Work out the number of lines in the listing that include the string "бесконечной". Reply with that number alone.

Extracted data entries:
* Begin *

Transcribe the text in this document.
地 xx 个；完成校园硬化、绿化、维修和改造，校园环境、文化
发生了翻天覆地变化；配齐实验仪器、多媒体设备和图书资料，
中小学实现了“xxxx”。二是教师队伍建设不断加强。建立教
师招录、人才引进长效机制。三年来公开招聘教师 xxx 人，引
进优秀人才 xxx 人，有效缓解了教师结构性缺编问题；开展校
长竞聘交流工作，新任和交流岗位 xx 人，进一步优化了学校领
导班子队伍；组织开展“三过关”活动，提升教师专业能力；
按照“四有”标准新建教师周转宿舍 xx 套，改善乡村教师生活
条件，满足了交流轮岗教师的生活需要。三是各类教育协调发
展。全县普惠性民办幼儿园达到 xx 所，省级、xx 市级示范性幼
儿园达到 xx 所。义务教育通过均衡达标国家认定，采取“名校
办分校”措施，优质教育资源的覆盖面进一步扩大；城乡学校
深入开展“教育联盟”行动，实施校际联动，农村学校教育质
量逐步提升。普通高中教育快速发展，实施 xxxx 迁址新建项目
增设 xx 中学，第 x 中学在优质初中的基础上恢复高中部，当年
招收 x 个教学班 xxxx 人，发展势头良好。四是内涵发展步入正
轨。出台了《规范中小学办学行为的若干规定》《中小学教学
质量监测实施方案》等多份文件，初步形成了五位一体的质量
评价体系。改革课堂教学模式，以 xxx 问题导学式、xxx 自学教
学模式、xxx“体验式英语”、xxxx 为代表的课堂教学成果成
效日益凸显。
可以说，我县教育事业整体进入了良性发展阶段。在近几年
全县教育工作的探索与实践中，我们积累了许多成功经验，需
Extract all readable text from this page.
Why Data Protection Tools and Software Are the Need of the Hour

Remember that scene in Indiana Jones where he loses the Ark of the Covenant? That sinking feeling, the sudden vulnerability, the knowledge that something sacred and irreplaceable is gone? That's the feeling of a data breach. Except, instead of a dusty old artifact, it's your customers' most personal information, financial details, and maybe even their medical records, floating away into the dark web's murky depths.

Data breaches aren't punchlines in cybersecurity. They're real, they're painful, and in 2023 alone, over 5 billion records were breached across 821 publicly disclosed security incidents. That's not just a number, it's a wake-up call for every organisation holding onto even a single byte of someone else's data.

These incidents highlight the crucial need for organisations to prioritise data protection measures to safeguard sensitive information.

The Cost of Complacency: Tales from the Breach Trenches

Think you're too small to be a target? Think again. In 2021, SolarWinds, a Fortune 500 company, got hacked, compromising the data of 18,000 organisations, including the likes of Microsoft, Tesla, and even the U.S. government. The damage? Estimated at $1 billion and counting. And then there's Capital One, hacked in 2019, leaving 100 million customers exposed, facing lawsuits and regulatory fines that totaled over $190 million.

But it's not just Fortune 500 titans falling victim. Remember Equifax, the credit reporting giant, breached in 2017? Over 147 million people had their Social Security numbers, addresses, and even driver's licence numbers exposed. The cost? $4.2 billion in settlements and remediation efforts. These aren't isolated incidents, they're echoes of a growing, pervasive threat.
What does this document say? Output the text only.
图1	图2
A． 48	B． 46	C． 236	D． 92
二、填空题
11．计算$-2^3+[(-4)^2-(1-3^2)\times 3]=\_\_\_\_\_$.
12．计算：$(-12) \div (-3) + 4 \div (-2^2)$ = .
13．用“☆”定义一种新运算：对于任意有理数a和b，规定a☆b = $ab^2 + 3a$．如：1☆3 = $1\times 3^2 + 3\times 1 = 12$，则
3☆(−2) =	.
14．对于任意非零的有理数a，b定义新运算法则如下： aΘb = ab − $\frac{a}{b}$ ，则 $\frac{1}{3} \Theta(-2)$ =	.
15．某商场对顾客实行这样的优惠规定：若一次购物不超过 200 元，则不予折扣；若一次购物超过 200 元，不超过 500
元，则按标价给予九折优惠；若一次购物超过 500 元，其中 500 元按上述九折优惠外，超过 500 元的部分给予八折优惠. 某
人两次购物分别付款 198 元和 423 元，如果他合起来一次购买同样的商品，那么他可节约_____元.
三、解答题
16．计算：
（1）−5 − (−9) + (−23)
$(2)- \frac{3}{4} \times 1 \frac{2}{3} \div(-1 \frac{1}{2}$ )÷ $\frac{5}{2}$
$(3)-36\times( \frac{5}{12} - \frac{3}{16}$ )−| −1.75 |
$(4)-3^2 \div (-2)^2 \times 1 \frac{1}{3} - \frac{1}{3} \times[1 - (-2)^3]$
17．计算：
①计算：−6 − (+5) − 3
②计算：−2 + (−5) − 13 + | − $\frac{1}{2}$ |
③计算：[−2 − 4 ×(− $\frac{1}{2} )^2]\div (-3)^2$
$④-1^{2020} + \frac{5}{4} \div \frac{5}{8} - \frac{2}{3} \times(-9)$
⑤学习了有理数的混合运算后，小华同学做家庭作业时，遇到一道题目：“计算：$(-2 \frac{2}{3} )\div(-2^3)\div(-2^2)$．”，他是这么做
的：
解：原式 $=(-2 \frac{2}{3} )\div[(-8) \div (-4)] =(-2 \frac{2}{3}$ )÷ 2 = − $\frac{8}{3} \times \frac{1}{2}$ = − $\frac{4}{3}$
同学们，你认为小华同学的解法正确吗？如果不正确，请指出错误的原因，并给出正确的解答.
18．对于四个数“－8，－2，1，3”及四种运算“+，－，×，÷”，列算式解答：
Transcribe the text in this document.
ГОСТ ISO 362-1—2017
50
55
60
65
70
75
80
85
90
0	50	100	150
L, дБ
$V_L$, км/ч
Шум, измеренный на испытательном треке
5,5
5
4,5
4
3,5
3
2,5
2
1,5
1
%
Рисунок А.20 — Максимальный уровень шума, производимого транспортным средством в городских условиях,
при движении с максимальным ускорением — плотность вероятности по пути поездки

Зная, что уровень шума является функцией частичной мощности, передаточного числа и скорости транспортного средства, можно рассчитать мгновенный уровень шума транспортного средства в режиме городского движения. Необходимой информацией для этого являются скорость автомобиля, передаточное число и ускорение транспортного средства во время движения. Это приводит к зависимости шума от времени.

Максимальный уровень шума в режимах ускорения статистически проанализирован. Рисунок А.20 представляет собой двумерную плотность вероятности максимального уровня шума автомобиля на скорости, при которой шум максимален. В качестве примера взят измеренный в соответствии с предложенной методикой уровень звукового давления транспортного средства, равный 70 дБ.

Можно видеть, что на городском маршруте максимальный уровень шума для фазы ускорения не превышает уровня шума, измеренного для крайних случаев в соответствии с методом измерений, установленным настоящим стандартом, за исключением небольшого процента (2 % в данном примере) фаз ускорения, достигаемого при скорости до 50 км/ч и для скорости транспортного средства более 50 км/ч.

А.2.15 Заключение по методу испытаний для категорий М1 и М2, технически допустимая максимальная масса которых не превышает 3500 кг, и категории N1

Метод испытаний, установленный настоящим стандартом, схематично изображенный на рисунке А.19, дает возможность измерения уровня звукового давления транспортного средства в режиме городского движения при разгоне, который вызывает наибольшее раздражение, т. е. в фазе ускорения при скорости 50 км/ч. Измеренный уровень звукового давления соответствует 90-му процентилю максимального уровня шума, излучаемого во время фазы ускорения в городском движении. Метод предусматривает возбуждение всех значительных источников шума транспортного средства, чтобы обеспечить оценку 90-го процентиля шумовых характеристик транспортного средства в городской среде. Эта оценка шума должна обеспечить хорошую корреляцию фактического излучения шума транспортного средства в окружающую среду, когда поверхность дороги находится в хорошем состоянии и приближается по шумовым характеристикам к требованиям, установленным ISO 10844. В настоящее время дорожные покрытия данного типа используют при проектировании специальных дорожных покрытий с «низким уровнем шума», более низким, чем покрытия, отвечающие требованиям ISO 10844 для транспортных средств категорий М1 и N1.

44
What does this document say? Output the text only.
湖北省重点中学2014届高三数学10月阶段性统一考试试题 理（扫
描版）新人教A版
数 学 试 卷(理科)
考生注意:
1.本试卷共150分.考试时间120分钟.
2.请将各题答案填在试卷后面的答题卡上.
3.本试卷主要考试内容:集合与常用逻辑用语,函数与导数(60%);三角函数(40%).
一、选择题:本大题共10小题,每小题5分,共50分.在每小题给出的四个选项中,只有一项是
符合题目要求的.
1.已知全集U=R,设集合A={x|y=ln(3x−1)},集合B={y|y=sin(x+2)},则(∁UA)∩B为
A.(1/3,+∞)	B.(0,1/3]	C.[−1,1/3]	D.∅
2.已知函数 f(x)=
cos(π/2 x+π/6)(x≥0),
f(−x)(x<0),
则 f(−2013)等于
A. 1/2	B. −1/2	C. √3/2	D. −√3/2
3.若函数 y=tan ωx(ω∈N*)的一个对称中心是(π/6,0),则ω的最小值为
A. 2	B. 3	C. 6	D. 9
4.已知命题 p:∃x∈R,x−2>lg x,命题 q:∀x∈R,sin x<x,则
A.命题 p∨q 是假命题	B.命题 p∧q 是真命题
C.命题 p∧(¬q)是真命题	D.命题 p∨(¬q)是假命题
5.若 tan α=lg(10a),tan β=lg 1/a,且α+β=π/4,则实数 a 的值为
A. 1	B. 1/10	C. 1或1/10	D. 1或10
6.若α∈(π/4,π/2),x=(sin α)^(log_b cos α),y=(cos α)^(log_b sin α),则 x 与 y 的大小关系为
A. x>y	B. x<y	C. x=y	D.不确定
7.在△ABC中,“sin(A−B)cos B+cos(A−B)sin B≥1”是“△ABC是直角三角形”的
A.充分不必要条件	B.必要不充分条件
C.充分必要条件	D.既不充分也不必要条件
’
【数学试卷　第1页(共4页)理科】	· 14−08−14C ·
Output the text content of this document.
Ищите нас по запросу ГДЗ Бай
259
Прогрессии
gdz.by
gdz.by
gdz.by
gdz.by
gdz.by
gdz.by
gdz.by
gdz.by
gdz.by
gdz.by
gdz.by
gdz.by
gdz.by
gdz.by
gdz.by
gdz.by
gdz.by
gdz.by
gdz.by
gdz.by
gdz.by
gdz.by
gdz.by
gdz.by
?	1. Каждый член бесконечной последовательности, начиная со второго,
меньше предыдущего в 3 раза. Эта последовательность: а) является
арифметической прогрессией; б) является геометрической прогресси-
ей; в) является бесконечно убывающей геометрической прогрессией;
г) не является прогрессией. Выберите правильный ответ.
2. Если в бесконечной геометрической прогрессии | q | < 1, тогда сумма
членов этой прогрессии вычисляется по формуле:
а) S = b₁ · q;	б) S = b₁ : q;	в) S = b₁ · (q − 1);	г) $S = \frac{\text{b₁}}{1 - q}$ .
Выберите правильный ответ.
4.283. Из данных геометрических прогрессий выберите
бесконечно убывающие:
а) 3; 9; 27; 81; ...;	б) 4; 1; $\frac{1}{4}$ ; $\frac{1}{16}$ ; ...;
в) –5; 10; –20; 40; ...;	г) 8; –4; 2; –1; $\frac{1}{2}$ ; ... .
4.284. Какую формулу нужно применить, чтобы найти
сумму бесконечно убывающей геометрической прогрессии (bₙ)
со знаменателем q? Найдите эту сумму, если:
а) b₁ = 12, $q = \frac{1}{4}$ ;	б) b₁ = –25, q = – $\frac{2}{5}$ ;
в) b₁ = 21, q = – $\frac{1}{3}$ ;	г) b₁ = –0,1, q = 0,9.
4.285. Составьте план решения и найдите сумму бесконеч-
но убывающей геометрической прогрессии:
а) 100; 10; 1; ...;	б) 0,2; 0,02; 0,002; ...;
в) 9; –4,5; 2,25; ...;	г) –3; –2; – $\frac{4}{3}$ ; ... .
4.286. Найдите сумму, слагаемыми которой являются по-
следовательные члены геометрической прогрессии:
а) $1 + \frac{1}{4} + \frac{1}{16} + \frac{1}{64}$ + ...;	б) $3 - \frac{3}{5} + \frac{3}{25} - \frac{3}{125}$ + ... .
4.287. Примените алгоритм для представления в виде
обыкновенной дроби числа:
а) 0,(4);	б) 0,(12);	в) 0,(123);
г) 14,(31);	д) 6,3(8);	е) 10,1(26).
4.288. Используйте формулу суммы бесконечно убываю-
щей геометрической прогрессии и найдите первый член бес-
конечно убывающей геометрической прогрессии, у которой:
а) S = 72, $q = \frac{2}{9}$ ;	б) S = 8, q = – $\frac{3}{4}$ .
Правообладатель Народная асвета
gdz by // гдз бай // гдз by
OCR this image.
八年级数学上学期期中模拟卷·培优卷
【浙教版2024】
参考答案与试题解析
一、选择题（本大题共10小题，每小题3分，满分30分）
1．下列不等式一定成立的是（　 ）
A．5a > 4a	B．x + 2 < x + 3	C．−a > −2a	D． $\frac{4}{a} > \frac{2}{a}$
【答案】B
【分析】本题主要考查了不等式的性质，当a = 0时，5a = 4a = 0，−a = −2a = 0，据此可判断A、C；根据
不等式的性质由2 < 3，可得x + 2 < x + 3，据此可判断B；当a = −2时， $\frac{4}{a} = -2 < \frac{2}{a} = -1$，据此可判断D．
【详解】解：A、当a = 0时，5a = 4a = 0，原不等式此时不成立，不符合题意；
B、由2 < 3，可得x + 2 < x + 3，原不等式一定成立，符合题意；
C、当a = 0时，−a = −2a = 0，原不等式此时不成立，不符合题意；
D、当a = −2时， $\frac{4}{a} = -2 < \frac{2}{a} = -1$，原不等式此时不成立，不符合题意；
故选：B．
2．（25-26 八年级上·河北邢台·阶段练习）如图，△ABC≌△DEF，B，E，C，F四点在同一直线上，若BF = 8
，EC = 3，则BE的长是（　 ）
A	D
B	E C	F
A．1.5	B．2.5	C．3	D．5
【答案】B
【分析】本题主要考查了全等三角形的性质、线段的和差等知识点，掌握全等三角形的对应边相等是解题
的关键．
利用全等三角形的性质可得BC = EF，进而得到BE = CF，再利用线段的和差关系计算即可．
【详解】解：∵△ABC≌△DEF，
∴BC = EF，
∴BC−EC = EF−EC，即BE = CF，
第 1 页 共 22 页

* End *

■ ANSWER TO THE EXERCISE:
2